◆ The task
Copy out the listing that follows, exact in every word, and skip the images.

Chart and figure data
* BEGIN *

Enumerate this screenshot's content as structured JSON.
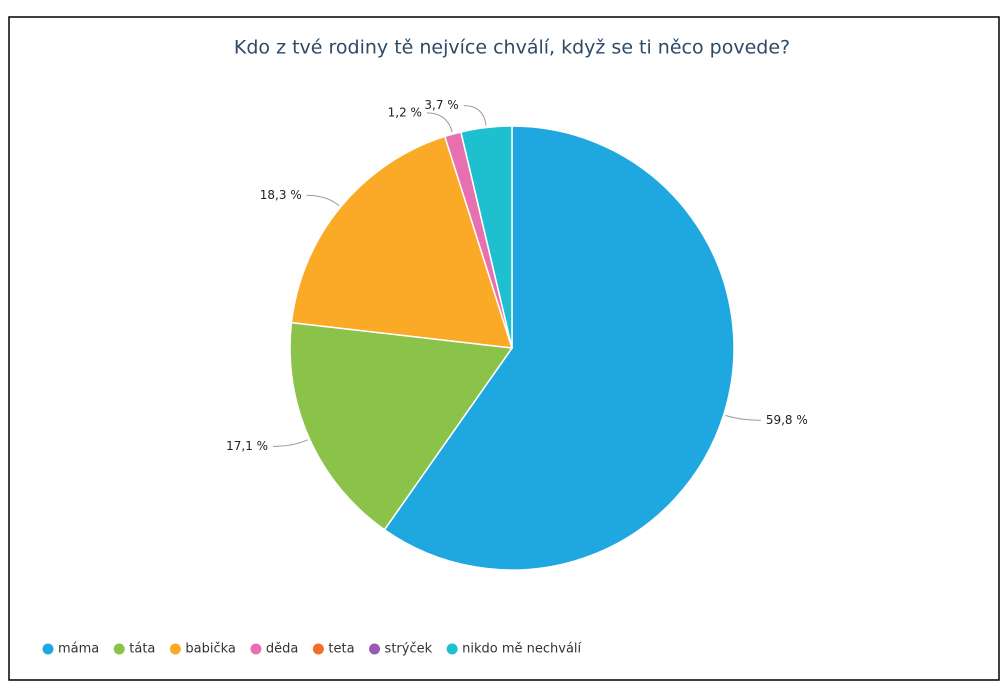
{
  "chart_data": {
    "type": "pie",
    "title": "Kdo z tvé rodiny tě nejvíce chválí, když se ti něco povede?",
    "categories": [
      "máma",
      "táta",
      "babička",
      "děda",
      "teta",
      "strýček",
      "nikdo mě nechválí"
    ],
    "values": [
      59.8,
      17.1,
      18.3,
      1.2,
      0,
      0,
      3.7
    ],
    "value_labels": [
      "59,8 %",
      "17,1 %",
      "18,3 %",
      "1,2 %",
      null,
      null,
      "3,7 %"
    ],
    "colors": [
      "#1fa8e0",
      "#8bc34a",
      "#fbaa27",
      "#e770b0",
      "#f36c2b",
      "#9b59b6",
      "#1ebfcf"
    ],
    "legend": "bottom"
  }
}
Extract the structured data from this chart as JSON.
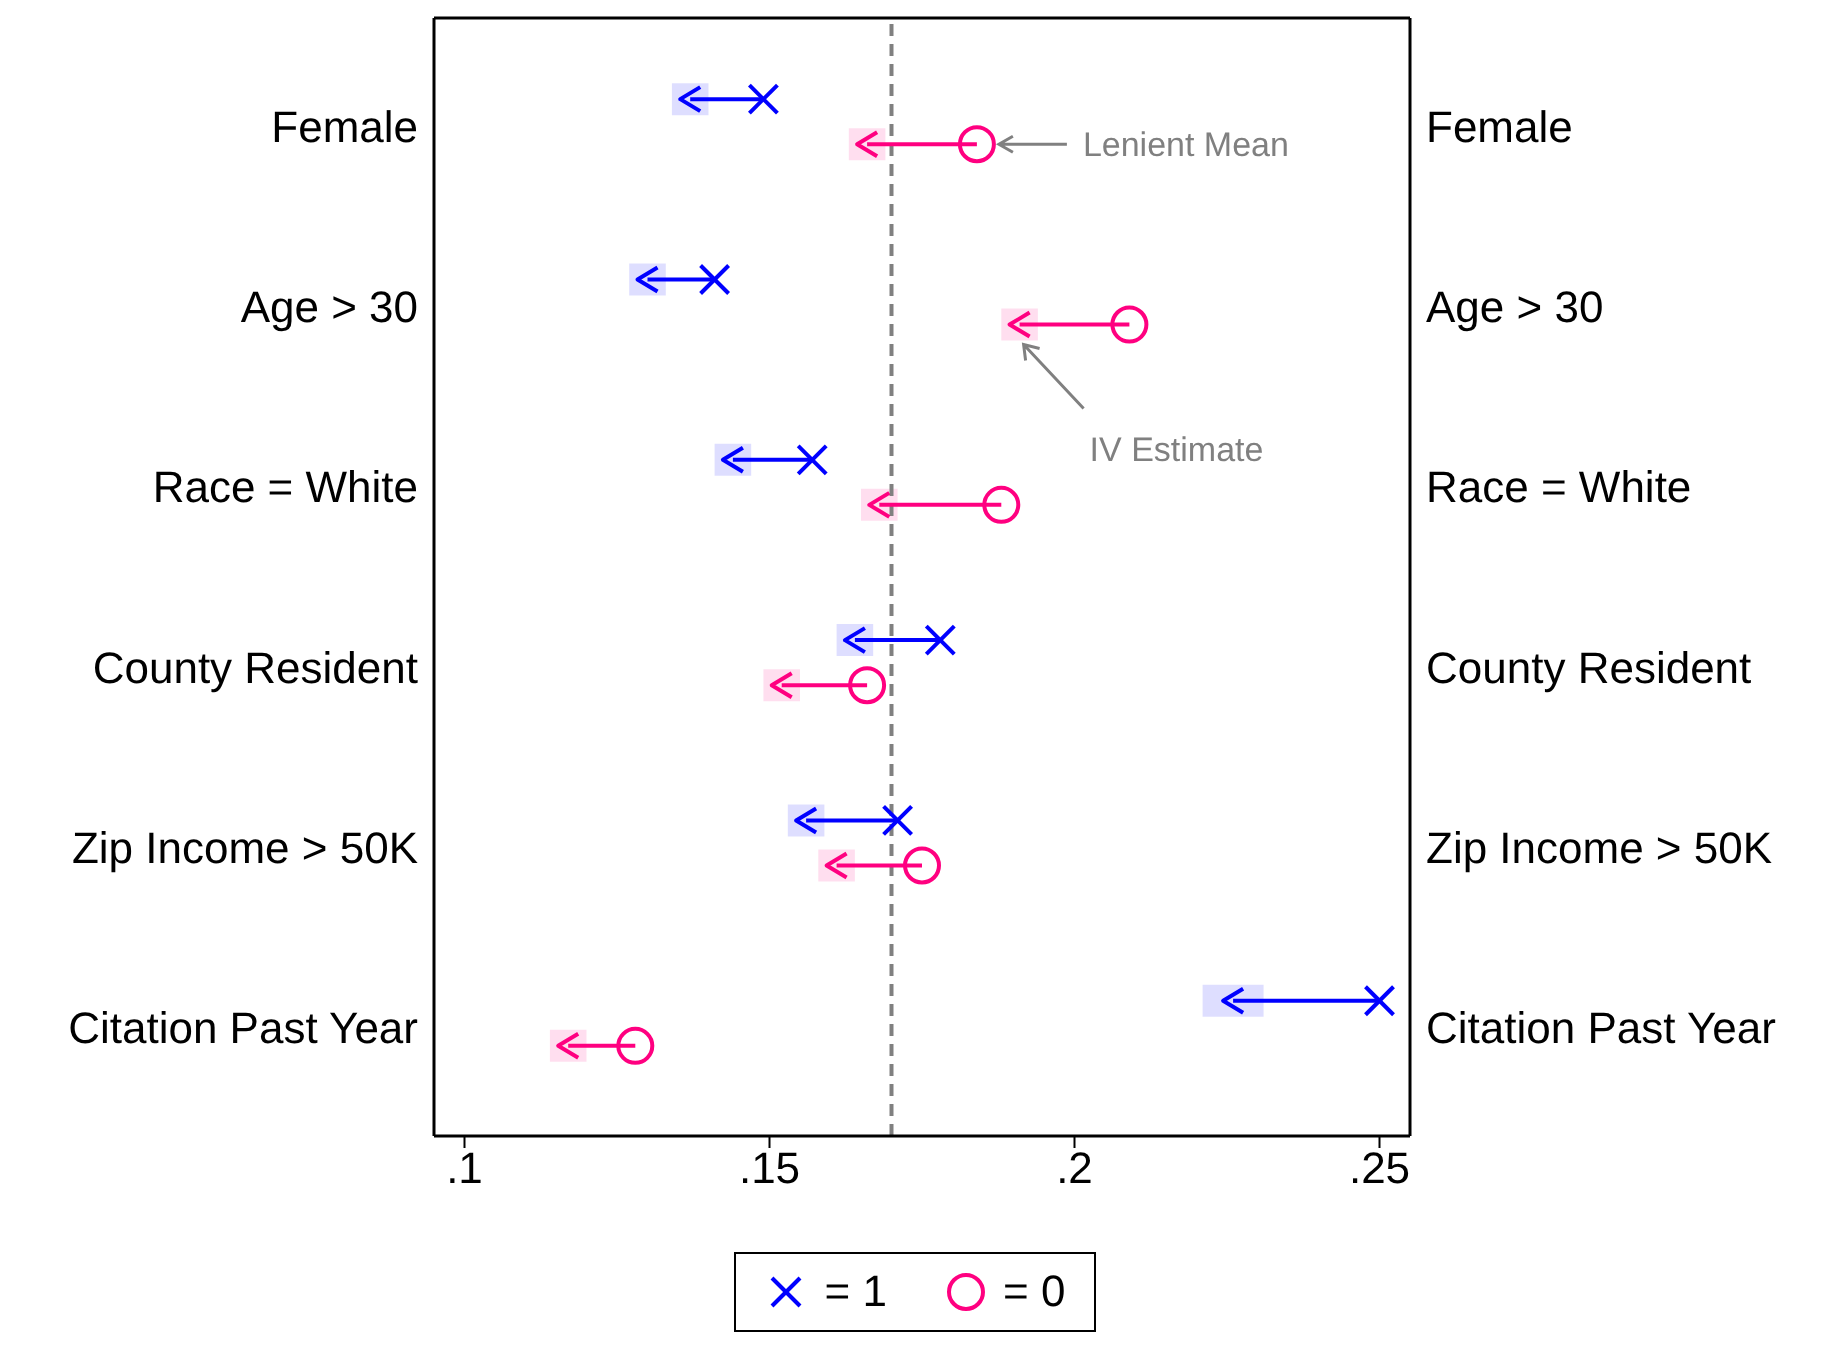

* END *

◆ Task output
Enumerate this screenshot's content as structured JSON.
{
  "chart_data": {
    "type": "pie",
    "title": "Kdo z tvé rodiny tě nejvíce chválí, když se ti něco povede?",
    "categories": [
      "máma",
      "táta",
      "babička",
      "děda",
      "teta",
      "strýček",
      "nikdo mě nechválí"
    ],
    "values": [
      59.8,
      17.1,
      18.3,
      1.2,
      0,
      0,
      3.7
    ],
    "value_labels": [
      "59,8 %",
      "17,1 %",
      "18,3 %",
      "1,2 %",
      null,
      null,
      "3,7 %"
    ],
    "colors": [
      "#1fa8e0",
      "#8bc34a",
      "#fbaa27",
      "#e770b0",
      "#f36c2b",
      "#9b59b6",
      "#1ebfcf"
    ],
    "legend": "bottom"
  }
}
Extract the structured data from this chart as JSON.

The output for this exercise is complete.